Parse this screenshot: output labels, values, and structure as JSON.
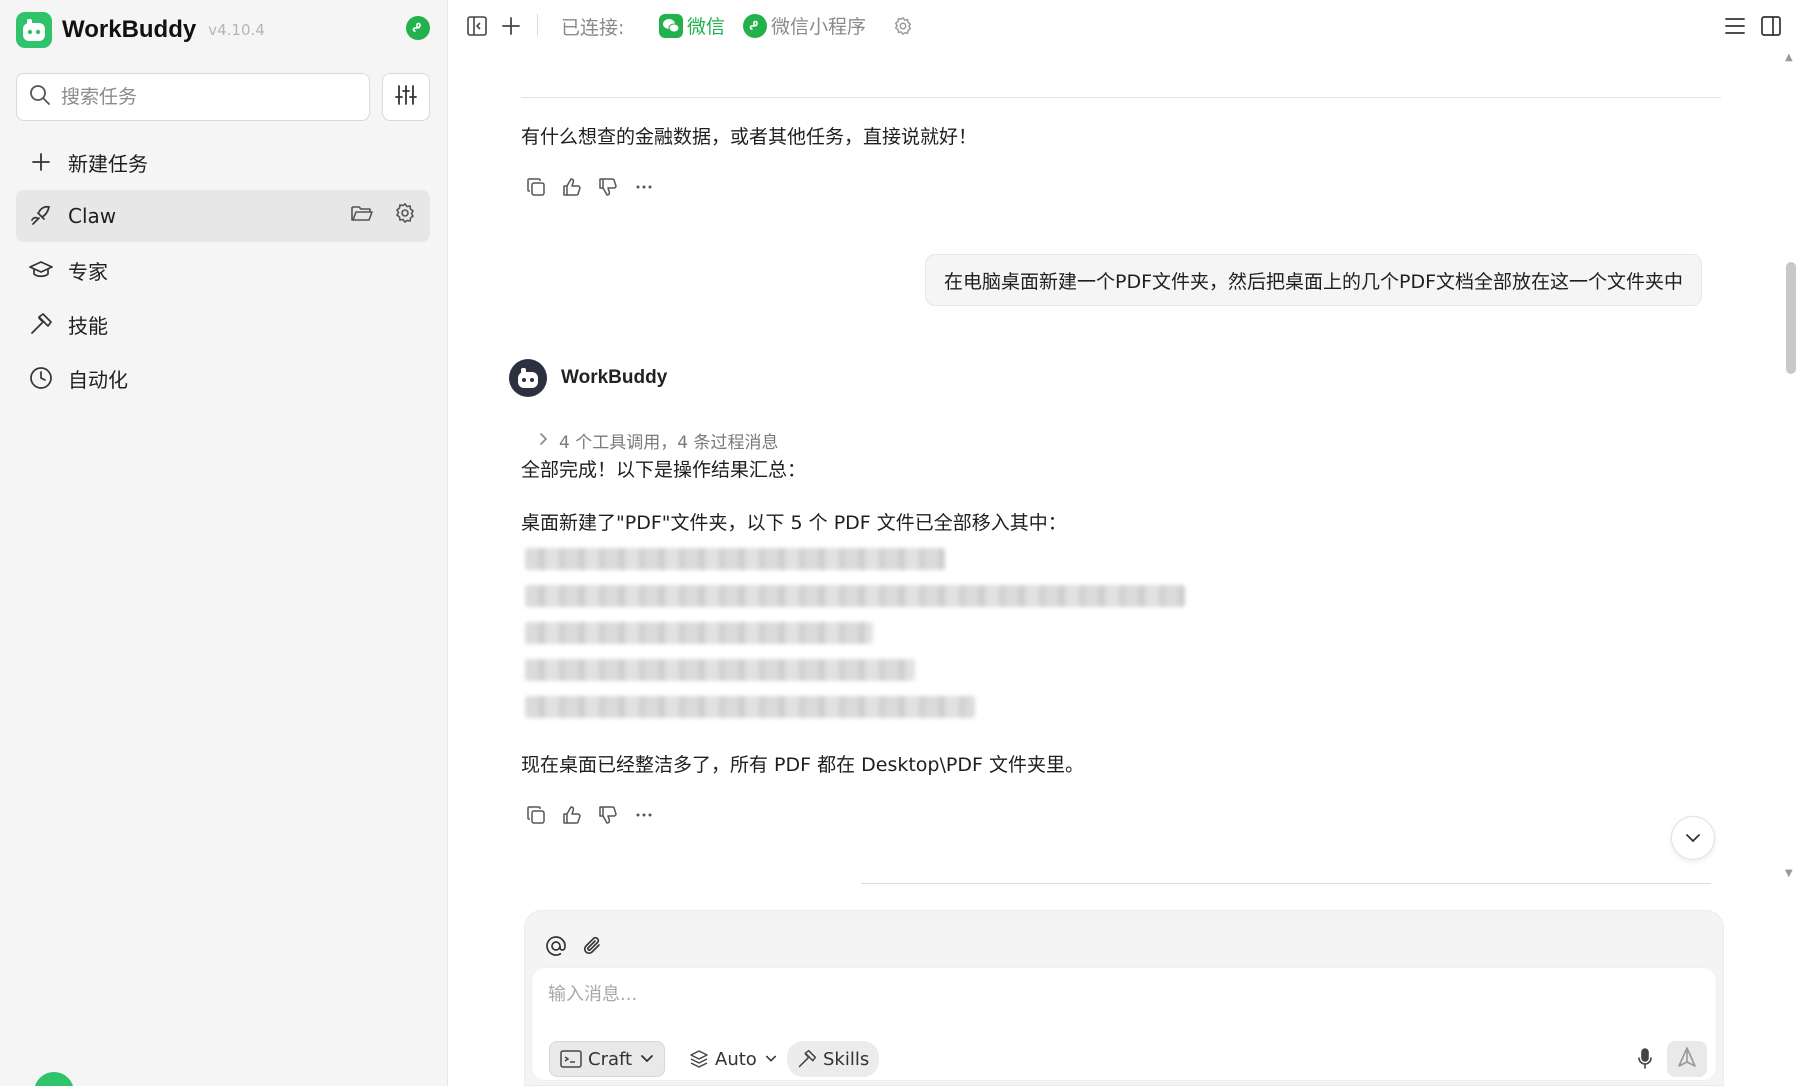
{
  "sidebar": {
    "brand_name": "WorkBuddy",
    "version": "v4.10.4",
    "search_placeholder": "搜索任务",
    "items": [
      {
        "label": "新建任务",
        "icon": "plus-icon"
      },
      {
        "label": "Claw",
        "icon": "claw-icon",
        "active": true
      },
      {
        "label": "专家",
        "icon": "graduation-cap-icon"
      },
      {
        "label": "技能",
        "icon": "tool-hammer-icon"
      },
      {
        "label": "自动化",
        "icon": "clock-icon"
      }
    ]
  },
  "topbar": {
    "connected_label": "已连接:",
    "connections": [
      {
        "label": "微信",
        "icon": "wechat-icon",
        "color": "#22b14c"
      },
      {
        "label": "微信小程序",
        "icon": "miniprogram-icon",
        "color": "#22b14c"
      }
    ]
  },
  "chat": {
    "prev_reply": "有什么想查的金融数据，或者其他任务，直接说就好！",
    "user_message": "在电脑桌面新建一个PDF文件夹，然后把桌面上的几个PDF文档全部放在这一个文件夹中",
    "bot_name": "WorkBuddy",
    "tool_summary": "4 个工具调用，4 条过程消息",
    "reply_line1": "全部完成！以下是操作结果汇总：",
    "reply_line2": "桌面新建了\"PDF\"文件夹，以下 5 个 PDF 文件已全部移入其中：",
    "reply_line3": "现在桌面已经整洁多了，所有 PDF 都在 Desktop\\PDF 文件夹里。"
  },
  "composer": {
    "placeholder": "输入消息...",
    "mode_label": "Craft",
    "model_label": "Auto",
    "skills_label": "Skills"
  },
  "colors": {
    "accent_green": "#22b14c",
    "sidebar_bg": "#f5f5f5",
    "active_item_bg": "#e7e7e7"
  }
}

------------------------------------------------------------------------

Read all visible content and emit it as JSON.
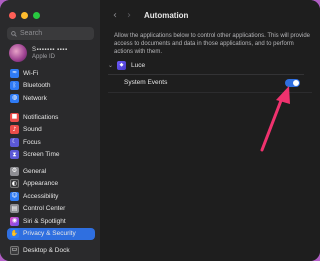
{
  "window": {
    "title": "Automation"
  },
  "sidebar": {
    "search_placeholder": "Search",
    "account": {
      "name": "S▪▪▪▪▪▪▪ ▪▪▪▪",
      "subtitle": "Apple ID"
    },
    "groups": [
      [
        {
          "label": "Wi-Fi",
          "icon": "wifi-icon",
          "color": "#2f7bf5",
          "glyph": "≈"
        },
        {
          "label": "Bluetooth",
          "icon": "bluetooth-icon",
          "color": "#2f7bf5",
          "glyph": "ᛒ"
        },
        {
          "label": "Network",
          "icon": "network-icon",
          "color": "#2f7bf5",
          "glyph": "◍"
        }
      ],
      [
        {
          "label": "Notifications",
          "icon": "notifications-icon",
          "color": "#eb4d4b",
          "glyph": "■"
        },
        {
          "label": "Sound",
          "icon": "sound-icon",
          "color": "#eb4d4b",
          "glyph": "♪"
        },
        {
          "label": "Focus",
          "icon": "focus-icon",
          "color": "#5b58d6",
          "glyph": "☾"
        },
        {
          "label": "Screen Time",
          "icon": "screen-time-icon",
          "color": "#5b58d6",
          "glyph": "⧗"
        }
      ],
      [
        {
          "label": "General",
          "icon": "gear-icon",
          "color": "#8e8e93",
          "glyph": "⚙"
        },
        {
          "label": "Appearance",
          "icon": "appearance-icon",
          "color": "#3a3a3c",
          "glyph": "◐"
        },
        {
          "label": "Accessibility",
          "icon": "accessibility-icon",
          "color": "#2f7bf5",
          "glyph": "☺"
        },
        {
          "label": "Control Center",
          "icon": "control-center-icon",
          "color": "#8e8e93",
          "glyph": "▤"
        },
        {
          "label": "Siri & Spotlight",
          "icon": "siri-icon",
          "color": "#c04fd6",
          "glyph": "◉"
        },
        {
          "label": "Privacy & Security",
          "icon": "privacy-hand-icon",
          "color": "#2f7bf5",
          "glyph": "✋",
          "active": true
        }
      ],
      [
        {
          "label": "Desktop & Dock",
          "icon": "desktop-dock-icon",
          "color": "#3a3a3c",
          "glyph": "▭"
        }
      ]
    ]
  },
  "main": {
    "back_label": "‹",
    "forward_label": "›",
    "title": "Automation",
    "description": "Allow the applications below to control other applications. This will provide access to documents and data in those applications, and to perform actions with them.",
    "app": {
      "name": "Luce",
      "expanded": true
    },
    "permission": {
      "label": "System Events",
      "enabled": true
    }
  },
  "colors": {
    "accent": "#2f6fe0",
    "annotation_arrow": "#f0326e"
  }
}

------------------------------------------------------------------------

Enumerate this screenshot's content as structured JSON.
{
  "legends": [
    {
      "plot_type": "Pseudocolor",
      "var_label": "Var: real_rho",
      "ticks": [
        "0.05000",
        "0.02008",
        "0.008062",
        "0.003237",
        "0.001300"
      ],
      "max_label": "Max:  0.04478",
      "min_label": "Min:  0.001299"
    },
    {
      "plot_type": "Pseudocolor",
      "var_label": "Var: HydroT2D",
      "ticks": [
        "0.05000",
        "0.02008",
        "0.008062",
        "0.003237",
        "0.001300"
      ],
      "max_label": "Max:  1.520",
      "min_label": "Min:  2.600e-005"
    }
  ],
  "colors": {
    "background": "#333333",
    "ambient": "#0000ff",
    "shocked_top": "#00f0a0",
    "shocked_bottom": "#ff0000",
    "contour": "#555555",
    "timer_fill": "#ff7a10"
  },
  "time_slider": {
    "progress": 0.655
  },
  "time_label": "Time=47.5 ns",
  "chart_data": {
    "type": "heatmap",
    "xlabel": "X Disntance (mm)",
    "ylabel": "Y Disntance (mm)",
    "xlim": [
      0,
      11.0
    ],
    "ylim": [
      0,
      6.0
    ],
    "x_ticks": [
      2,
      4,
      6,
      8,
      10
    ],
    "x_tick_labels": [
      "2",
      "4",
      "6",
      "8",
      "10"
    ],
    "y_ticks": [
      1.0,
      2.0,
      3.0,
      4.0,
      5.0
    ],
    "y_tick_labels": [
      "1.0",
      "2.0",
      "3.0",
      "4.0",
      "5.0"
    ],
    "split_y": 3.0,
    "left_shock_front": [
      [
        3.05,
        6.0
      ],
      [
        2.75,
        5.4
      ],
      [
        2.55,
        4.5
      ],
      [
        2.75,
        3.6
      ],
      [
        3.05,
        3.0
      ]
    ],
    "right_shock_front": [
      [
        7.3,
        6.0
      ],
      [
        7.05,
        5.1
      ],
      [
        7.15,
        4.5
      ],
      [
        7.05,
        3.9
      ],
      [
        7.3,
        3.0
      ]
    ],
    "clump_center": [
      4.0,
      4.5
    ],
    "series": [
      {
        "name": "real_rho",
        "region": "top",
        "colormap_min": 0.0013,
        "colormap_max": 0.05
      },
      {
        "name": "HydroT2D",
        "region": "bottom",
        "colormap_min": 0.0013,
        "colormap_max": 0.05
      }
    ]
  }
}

------------------------------------------------------------------------

# PROBLEM TO SOLVE
Pull out all lines in the data above that include "Disntance".

# WRITTEN SOLUTION
    "xlabel": "X Disntance (mm)",
    "ylabel": "Y Disntance (mm)",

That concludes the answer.